#### Written exercise:
Show each line of the data below that has the string "réponses" in it.

═════ Data for processing

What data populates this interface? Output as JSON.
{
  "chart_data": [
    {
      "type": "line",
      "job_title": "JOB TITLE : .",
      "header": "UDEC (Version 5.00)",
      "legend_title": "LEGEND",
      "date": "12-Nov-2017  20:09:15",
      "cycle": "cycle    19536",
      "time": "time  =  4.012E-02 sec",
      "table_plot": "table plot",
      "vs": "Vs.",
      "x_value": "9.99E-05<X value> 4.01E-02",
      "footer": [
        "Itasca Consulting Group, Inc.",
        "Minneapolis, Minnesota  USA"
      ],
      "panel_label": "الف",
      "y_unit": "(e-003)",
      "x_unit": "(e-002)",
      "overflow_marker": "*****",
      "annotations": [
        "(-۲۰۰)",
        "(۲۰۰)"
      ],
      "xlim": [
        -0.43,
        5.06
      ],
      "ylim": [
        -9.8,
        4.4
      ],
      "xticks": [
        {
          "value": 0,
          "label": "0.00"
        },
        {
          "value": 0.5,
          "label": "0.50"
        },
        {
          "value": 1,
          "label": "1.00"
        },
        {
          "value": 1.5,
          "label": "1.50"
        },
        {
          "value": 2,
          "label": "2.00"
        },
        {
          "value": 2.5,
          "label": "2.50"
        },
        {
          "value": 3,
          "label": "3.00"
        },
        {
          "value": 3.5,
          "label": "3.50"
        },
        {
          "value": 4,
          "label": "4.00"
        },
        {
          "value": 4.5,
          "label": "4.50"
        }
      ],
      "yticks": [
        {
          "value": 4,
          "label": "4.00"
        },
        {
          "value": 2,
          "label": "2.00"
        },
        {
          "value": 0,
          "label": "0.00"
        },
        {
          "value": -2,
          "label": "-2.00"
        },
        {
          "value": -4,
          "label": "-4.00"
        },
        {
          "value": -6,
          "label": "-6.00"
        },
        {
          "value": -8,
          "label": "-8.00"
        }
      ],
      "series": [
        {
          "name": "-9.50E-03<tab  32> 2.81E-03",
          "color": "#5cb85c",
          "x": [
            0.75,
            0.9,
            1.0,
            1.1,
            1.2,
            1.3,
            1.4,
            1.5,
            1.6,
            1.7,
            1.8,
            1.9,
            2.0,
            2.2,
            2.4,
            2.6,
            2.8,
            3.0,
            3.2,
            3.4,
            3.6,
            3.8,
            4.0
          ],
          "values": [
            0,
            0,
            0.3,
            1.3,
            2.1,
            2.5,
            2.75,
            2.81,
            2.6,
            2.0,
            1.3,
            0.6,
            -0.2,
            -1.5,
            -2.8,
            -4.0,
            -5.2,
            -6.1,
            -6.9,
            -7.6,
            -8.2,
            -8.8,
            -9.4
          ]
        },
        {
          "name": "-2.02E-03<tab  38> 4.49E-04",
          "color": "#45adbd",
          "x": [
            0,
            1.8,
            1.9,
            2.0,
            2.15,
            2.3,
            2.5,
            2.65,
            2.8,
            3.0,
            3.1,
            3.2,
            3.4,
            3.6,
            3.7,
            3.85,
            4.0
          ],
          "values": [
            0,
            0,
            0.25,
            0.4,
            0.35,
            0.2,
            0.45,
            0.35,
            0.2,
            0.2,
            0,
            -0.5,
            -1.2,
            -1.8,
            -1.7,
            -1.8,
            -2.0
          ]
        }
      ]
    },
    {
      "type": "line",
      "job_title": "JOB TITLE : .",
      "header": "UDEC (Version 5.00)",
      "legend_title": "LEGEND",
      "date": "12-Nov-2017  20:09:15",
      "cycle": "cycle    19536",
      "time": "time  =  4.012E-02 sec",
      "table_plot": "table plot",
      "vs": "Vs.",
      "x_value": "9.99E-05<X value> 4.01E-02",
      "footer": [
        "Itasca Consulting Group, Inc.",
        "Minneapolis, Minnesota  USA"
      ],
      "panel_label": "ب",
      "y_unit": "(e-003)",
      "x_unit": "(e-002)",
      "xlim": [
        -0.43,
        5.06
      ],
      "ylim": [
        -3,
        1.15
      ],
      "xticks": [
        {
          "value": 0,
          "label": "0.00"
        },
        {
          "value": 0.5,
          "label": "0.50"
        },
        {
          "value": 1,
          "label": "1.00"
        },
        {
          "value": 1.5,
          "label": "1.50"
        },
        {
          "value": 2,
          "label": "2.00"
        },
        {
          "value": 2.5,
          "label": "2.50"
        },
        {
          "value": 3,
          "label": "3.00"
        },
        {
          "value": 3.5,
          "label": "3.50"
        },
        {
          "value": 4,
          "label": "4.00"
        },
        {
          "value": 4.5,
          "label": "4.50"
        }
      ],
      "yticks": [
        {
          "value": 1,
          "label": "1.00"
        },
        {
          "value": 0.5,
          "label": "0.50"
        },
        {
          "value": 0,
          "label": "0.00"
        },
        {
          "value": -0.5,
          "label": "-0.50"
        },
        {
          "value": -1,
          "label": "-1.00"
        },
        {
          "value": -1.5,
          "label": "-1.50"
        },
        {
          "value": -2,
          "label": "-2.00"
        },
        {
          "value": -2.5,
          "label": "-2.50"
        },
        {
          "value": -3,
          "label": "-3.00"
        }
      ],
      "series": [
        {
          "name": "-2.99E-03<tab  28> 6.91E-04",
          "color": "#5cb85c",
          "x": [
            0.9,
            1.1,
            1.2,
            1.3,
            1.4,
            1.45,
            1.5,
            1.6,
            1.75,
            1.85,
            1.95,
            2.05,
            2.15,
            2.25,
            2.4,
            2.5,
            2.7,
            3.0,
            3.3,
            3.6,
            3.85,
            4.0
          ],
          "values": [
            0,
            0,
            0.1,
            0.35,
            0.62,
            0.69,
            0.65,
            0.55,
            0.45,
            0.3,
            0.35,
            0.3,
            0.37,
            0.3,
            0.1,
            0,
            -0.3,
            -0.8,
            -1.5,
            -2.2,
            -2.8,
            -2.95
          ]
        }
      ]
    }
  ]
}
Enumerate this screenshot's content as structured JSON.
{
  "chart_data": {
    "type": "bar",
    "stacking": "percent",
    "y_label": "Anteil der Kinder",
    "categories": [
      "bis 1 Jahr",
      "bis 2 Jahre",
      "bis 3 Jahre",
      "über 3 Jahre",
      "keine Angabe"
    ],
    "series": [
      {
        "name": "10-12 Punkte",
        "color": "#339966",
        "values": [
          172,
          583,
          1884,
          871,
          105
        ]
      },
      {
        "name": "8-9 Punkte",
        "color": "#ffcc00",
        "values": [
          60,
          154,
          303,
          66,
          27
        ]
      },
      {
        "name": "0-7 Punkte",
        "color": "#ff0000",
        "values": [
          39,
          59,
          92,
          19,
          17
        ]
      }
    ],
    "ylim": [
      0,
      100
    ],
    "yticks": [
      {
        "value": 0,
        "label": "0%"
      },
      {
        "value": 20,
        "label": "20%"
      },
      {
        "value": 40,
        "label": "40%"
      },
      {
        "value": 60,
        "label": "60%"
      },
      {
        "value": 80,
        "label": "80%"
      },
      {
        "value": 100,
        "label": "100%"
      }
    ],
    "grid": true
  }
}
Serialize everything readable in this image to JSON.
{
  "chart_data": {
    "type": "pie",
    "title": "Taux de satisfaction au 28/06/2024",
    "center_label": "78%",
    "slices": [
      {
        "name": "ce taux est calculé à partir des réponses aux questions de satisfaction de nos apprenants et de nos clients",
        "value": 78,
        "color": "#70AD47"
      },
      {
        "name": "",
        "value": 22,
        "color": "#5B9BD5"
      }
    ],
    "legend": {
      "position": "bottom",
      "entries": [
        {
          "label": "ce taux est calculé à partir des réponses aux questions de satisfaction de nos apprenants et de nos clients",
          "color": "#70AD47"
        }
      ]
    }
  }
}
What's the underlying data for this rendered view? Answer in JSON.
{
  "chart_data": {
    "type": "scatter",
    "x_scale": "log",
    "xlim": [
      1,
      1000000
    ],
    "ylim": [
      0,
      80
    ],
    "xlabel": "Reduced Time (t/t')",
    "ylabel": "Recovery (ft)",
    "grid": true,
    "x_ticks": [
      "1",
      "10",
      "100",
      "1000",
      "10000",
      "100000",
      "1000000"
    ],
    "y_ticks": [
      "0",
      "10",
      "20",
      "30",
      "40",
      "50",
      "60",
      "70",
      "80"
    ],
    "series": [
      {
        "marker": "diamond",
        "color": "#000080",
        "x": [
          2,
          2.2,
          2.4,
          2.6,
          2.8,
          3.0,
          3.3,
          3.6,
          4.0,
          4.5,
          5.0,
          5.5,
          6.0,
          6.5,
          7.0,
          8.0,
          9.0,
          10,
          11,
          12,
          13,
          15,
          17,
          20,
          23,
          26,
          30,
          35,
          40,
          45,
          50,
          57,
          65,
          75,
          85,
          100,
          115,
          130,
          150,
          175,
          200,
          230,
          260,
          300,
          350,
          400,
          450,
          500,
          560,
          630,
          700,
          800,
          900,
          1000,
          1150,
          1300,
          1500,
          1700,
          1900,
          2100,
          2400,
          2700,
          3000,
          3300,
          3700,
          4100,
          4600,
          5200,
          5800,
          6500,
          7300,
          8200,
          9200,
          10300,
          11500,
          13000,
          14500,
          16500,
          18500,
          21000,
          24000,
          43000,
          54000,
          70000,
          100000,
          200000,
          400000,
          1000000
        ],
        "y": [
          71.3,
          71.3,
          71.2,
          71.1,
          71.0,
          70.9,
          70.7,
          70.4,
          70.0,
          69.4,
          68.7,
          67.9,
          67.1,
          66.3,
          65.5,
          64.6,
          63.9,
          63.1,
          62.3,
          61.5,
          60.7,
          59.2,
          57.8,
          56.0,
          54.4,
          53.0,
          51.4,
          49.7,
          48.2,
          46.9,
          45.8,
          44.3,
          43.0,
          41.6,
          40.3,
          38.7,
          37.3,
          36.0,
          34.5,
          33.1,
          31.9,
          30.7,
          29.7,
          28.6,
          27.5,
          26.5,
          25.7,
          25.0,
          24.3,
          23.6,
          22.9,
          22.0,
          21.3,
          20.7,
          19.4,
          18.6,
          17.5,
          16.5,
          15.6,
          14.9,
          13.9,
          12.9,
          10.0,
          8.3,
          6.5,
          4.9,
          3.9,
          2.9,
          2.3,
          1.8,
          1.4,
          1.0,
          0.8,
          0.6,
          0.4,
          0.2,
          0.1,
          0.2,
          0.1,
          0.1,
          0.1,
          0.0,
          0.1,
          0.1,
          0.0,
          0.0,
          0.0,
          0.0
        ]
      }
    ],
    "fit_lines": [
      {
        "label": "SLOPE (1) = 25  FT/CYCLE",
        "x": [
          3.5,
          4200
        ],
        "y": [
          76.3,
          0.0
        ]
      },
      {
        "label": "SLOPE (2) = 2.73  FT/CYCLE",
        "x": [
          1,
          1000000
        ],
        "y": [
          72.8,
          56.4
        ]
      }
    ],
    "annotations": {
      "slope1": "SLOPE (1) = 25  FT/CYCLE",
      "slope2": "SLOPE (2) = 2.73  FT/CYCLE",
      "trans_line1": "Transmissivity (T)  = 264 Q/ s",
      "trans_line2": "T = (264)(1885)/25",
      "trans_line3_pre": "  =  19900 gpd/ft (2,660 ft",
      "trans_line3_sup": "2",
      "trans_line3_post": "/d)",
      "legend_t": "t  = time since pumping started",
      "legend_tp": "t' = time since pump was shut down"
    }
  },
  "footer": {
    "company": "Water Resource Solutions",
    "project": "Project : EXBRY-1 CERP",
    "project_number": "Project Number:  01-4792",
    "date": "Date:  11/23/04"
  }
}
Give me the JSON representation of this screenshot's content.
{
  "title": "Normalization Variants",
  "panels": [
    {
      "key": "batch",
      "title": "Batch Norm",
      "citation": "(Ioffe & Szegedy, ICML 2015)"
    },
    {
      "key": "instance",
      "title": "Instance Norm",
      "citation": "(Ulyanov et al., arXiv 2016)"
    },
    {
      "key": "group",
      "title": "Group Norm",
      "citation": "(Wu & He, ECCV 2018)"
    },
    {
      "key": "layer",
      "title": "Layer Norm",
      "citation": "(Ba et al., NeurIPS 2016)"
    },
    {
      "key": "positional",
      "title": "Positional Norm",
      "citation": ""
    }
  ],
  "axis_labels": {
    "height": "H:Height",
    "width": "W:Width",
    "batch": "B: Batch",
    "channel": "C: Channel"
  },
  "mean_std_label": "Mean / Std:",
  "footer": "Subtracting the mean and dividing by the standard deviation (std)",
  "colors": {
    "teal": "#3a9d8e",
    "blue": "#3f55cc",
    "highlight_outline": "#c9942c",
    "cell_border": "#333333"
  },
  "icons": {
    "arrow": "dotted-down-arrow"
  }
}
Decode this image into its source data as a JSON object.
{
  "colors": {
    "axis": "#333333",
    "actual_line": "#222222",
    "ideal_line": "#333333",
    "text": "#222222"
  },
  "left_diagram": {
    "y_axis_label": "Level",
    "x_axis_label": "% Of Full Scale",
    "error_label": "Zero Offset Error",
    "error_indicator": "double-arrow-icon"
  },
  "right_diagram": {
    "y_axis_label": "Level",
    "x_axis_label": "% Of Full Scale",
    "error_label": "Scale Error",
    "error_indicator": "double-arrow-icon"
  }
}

══════════

#### Worked answer:
        "name": "ce taux est calculé à partir des réponses aux questions de satisfaction de nos apprenants et de nos clients",
          "label": "ce taux est calculé à partir des réponses aux questions de satisfaction de nos apprenants et de nos clients",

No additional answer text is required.